__Problem to work on__: Locate and copy all lines bearing the word "search".
:::
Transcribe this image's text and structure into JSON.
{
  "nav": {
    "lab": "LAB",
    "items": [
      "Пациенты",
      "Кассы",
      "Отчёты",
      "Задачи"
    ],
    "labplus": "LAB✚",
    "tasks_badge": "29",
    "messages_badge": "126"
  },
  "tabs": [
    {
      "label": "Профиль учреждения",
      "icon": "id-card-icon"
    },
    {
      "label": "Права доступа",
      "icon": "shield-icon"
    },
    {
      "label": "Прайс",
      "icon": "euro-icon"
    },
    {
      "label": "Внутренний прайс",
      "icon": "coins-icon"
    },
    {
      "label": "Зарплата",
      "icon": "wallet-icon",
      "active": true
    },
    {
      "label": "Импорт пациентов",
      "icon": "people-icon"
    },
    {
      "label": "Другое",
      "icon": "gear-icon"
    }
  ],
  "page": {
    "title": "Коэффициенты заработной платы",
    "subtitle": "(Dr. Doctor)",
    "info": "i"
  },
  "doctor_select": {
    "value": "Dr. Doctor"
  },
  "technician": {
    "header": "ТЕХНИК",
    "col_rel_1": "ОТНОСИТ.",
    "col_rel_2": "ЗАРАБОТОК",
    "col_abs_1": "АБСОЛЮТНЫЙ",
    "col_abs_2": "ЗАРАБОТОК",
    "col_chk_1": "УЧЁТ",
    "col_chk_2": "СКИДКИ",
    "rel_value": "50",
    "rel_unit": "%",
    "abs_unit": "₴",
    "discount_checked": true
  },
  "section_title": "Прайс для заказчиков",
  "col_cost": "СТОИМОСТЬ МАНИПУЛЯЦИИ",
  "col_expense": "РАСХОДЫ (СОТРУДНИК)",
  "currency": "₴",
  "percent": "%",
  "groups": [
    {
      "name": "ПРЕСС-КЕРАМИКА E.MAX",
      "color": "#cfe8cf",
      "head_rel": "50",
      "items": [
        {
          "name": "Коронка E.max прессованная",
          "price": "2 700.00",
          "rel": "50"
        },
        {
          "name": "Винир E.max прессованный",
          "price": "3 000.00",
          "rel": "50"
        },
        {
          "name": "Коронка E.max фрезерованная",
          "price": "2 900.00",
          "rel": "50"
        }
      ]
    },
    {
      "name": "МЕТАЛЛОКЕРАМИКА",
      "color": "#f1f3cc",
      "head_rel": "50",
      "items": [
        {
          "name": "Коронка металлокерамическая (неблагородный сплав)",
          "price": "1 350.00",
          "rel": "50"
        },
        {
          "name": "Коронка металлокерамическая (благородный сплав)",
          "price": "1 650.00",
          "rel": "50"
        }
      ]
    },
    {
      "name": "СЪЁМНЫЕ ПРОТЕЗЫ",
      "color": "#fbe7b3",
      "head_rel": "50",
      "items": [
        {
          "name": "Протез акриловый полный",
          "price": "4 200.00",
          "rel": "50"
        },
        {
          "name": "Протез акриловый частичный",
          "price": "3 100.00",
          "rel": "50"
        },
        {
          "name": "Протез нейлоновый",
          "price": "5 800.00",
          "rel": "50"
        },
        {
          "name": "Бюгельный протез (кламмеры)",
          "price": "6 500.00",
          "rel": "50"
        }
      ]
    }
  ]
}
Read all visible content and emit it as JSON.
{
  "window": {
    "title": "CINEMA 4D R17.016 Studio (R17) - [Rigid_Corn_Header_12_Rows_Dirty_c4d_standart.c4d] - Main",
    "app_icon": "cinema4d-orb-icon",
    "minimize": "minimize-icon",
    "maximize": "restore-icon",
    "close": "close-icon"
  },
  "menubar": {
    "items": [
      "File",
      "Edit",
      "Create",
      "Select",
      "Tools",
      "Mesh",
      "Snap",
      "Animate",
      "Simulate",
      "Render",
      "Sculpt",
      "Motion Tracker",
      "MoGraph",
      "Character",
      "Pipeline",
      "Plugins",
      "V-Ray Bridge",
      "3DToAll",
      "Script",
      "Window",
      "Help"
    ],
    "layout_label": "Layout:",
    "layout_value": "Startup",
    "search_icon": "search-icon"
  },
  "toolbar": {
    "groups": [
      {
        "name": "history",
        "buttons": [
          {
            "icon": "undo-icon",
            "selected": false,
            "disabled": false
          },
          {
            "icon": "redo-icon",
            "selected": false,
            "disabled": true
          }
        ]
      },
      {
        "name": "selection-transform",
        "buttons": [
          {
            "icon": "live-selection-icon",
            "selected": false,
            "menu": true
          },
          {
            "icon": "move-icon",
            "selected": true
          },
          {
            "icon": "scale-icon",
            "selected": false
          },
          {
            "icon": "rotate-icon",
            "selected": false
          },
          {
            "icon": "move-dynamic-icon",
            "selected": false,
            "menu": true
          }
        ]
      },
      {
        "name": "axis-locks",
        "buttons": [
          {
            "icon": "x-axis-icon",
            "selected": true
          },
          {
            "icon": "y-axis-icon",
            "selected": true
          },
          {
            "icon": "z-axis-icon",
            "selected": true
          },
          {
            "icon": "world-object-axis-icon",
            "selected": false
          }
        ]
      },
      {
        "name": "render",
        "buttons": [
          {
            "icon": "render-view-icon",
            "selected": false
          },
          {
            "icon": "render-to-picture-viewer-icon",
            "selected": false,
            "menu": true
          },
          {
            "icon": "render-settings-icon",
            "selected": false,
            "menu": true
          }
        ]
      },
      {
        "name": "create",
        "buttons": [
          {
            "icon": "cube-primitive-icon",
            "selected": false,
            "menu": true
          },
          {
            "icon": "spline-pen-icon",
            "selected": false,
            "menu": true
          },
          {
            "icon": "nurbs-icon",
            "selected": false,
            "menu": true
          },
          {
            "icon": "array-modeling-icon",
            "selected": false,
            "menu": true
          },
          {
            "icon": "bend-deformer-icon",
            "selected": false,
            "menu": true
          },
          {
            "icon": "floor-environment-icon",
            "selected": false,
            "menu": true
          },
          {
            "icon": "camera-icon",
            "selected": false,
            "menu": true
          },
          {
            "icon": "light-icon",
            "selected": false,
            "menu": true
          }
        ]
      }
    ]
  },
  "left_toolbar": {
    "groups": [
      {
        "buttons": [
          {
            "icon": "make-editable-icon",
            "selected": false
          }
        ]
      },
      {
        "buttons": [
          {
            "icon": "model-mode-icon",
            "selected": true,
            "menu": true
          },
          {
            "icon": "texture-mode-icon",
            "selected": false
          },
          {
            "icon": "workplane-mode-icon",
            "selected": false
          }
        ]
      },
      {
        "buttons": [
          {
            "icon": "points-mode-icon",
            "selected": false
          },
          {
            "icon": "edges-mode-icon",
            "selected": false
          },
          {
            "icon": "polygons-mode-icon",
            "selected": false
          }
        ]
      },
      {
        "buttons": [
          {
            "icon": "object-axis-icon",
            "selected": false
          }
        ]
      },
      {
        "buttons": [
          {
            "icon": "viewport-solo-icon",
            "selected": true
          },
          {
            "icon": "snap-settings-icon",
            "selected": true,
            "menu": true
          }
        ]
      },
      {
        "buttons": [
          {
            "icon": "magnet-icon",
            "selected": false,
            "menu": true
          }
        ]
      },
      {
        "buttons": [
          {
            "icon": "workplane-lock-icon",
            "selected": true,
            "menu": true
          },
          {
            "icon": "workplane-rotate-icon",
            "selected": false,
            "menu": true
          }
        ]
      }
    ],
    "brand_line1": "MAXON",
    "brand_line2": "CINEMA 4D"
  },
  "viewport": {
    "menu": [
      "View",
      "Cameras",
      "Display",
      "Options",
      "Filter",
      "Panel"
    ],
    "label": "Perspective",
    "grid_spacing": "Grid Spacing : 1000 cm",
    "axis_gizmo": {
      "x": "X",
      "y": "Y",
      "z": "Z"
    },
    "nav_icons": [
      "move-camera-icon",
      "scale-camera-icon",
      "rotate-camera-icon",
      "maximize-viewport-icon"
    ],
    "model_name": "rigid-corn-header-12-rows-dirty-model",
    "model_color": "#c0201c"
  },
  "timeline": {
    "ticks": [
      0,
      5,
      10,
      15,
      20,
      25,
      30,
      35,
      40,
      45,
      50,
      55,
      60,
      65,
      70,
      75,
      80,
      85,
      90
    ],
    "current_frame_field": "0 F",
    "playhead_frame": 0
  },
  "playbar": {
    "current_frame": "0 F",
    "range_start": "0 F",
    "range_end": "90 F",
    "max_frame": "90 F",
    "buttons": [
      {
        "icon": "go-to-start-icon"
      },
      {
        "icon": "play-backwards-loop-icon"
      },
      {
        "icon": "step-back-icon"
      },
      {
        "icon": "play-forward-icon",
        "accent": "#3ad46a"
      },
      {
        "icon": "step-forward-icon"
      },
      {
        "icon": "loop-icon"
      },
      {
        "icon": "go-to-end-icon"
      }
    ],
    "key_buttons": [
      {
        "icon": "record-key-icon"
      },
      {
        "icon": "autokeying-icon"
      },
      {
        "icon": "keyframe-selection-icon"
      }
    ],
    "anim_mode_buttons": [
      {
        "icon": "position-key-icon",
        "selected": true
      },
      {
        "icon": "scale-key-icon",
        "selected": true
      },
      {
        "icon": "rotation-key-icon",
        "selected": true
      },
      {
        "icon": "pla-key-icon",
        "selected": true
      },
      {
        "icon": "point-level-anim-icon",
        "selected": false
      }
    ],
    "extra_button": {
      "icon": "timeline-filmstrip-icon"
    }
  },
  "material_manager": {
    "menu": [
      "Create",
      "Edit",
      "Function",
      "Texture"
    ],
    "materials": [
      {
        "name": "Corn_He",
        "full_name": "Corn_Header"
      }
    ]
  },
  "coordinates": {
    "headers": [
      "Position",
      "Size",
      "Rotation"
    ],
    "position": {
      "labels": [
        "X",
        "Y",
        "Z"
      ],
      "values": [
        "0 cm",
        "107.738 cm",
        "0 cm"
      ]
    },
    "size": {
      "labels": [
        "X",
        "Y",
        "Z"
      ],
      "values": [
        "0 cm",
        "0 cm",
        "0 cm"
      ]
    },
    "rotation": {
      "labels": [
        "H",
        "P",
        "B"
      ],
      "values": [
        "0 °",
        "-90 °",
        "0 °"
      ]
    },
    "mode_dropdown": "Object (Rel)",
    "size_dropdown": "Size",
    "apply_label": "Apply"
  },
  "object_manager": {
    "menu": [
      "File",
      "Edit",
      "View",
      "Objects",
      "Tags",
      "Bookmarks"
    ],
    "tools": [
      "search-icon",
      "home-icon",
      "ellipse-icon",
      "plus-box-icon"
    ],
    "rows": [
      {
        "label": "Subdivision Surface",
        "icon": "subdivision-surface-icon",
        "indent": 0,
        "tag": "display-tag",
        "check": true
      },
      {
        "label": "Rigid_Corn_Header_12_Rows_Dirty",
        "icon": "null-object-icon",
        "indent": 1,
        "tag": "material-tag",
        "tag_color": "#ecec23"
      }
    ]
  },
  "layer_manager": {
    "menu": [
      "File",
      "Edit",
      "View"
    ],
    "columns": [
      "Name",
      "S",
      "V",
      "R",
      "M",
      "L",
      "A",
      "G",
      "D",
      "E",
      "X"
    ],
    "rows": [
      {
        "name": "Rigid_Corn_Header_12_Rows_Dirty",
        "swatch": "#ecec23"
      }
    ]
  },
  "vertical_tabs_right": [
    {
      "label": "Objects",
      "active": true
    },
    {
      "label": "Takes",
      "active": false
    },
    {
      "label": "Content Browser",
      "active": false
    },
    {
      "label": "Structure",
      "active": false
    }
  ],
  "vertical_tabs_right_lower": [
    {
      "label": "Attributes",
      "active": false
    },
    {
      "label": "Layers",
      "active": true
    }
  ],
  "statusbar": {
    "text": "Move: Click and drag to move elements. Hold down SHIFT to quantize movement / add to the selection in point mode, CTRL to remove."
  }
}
:::
__Expected answer__:
    "search_icon": "search-icon"
      "search-icon",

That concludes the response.